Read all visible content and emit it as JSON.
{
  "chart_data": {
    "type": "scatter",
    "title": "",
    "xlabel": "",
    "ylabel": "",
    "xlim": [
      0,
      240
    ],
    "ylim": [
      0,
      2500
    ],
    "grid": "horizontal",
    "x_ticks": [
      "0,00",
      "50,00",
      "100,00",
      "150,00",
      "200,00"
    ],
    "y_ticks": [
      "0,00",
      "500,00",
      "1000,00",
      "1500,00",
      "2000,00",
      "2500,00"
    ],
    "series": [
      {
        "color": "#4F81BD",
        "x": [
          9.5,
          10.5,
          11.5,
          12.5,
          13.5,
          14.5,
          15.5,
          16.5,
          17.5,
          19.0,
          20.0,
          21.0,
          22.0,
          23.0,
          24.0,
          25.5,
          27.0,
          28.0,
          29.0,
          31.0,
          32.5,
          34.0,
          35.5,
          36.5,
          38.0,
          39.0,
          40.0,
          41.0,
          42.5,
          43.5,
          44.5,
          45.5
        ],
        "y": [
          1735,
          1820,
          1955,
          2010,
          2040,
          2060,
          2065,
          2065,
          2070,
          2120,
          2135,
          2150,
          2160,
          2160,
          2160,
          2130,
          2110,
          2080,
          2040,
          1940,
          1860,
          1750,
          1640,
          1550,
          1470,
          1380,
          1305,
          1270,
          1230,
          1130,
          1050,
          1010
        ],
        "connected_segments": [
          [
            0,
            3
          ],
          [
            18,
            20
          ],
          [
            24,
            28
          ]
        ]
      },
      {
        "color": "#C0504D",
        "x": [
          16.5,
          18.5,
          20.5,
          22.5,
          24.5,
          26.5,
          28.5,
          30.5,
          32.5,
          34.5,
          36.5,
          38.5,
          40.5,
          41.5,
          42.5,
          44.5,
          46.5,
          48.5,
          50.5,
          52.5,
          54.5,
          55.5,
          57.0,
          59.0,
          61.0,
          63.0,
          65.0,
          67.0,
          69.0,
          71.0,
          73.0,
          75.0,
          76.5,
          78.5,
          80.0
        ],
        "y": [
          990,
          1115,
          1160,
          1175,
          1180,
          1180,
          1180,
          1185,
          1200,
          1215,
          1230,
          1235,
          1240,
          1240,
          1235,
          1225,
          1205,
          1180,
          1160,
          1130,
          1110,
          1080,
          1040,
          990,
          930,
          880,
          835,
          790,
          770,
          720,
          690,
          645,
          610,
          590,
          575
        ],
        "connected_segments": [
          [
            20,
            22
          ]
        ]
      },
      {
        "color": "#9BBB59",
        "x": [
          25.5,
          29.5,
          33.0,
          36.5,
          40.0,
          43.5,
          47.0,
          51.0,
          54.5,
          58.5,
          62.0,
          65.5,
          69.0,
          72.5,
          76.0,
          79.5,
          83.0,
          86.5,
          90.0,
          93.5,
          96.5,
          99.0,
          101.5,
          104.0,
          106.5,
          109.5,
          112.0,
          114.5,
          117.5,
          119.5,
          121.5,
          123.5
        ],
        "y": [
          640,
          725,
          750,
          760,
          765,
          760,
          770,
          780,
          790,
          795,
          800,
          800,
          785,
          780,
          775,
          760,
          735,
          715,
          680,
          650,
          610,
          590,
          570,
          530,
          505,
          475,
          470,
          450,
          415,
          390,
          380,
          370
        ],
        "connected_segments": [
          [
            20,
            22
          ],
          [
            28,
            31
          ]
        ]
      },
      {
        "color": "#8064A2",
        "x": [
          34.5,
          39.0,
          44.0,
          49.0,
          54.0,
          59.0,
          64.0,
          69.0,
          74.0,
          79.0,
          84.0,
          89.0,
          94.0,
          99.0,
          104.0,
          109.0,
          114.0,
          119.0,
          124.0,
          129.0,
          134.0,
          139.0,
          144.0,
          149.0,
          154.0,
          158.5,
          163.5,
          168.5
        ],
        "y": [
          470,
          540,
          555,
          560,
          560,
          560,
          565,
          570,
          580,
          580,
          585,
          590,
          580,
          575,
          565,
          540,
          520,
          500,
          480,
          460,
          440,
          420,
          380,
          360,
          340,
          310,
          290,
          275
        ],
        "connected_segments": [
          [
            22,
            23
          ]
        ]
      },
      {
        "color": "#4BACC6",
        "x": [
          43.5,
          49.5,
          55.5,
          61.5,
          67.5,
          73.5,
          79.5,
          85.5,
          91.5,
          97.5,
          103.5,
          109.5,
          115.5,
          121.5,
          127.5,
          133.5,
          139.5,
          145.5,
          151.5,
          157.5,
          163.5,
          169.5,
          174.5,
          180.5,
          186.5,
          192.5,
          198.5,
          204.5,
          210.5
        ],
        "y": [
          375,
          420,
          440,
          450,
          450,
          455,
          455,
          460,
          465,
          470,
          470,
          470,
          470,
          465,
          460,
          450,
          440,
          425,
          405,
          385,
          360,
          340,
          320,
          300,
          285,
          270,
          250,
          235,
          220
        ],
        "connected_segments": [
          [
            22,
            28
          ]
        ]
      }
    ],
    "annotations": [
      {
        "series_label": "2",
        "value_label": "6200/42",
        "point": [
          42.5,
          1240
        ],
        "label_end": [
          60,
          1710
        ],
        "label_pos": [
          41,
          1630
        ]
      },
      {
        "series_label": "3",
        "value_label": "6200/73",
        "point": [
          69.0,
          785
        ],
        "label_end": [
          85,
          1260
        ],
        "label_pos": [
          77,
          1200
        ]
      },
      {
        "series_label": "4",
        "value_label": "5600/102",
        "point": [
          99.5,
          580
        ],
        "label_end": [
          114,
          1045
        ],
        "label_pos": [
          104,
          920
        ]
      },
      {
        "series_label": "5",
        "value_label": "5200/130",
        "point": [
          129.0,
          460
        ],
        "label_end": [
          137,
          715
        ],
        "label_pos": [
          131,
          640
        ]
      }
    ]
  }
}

— What needs to be done —
Repeat the data precisely, reproducing every entry.

— Answer to the exercise —
Read all visible content and emit it as JSON.
{
  "chart_data": {
    "type": "scatter",
    "title": "",
    "xlabel": "",
    "ylabel": "",
    "xlim": [
      0,
      240
    ],
    "ylim": [
      0,
      2500
    ],
    "grid": "horizontal",
    "x_ticks": [
      "0,00",
      "50,00",
      "100,00",
      "150,00",
      "200,00"
    ],
    "y_ticks": [
      "0,00",
      "500,00",
      "1000,00",
      "1500,00",
      "2000,00",
      "2500,00"
    ],
    "series": [
      {
        "color": "#4F81BD",
        "x": [
          9.5,
          10.5,
          11.5,
          12.5,
          13.5,
          14.5,
          15.5,
          16.5,
          17.5,
          19.0,
          20.0,
          21.0,
          22.0,
          23.0,
          24.0,
          25.5,
          27.0,
          28.0,
          29.0,
          31.0,
          32.5,
          34.0,
          35.5,
          36.5,
          38.0,
          39.0,
          40.0,
          41.0,
          42.5,
          43.5,
          44.5,
          45.5
        ],
        "y": [
          1735,
          1820,
          1955,
          2010,
          2040,
          2060,
          2065,
          2065,
          2070,
          2120,
          2135,
          2150,
          2160,
          2160,
          2160,
          2130,
          2110,
          2080,
          2040,
          1940,
          1860,
          1750,
          1640,
          1550,
          1470,
          1380,
          1305,
          1270,
          1230,
          1130,
          1050,
          1010
        ],
        "connected_segments": [
          [
            0,
            3
          ],
          [
            18,
            20
          ],
          [
            24,
            28
          ]
        ]
      },
      {
        "color": "#C0504D",
        "x": [
          16.5,
          18.5,
          20.5,
          22.5,
          24.5,
          26.5,
          28.5,
          30.5,
          32.5,
          34.5,
          36.5,
          38.5,
          40.5,
          41.5,
          42.5,
          44.5,
          46.5,
          48.5,
          50.5,
          52.5,
          54.5,
          55.5,
          57.0,
          59.0,
          61.0,
          63.0,
          65.0,
          67.0,
          69.0,
          71.0,
          73.0,
          75.0,
          76.5,
          78.5,
          80.0
        ],
        "y": [
          990,
          1115,
          1160,
          1175,
          1180,
          1180,
          1180,
          1185,
          1200,
          1215,
          1230,
          1235,
          1240,
          1240,
          1235,
          1225,
          1205,
          1180,
          1160,
          1130,
          1110,
          1080,
          1040,
          990,
          930,
          880,
          835,
          790,
          770,
          720,
          690,
          645,
          610,
          590,
          575
        ],
        "connected_segments": [
          [
            20,
            22
          ]
        ]
      },
      {
        "color": "#9BBB59",
        "x": [
          25.5,
          29.5,
          33.0,
          36.5,
          40.0,
          43.5,
          47.0,
          51.0,
          54.5,
          58.5,
          62.0,
          65.5,
          69.0,
          72.5,
          76.0,
          79.5,
          83.0,
          86.5,
          90.0,
          93.5,
          96.5,
          99.0,
          101.5,
          104.0,
          106.5,
          109.5,
          112.0,
          114.5,
          117.5,
          119.5,
          121.5,
          123.5
        ],
        "y": [
          640,
          725,
          750,
          760,
          765,
          760,
          770,
          780,
          790,
          795,
          800,
          800,
          785,
          780,
          775,
          760,
          735,
          715,
          680,
          650,
          610,
          590,
          570,
          530,
          505,
          475,
          470,
          450,
          415,
          390,
          380,
          370
        ],
        "connected_segments": [
          [
            20,
            22
          ],
          [
            28,
            31
          ]
        ]
      },
      {
        "color": "#8064A2",
        "x": [
          34.5,
          39.0,
          44.0,
          49.0,
          54.0,
          59.0,
          64.0,
          69.0,
          74.0,
          79.0,
          84.0,
          89.0,
          94.0,
          99.0,
          104.0,
          109.0,
          114.0,
          119.0,
          124.0,
          129.0,
          134.0,
          139.0,
          144.0,
          149.0,
          154.0,
          158.5,
          163.5,
          168.5
        ],
        "y": [
          470,
          540,
          555,
          560,
          560,
          560,
          565,
          570,
          580,
          580,
          585,
          590,
          580,
          575,
          565,
          540,
          520,
          500,
          480,
          460,
          440,
          420,
          380,
          360,
          340,
          310,
          290,
          275
        ],
        "connected_segments": [
          [
            22,
            23
          ]
        ]
      },
      {
        "color": "#4BACC6",
        "x": [
          43.5,
          49.5,
          55.5,
          61.5,
          67.5,
          73.5,
          79.5,
          85.5,
          91.5,
          97.5,
          103.5,
          109.5,
          115.5,
          121.5,
          127.5,
          133.5,
          139.5,
          145.5,
          151.5,
          157.5,
          163.5,
          169.5,
          174.5,
          180.5,
          186.5,
          192.5,
          198.5,
          204.5,
          210.5
        ],
        "y": [
          375,
          420,
          440,
          450,
          450,
          455,
          455,
          460,
          465,
          470,
          470,
          470,
          470,
          465,
          460,
          450,
          440,
          425,
          405,
          385,
          360,
          340,
          320,
          300,
          285,
          270,
          250,
          235,
          220
        ],
        "connected_segments": [
          [
            22,
            28
          ]
        ]
      }
    ],
    "annotations": [
      {
        "series_label": "2",
        "value_label": "6200/42",
        "point": [
          42.5,
          1240
        ],
        "label_end": [
          60,
          1710
        ],
        "label_pos": [
          41,
          1630
        ]
      },
      {
        "series_label": "3",
        "value_label": "6200/73",
        "point": [
          69.0,
          785
        ],
        "label_end": [
          85,
          1260
        ],
        "label_pos": [
          77,
          1200
        ]
      },
      {
        "series_label": "4",
        "value_label": "5600/102",
        "point": [
          99.5,
          580
        ],
        "label_end": [
          114,
          1045
        ],
        "label_pos": [
          104,
          920
        ]
      },
      {
        "series_label": "5",
        "value_label": "5200/130",
        "point": [
          129.0,
          460
        ],
        "label_end": [
          137,
          715
        ],
        "label_pos": [
          131,
          640
        ]
      }
    ]
  }
}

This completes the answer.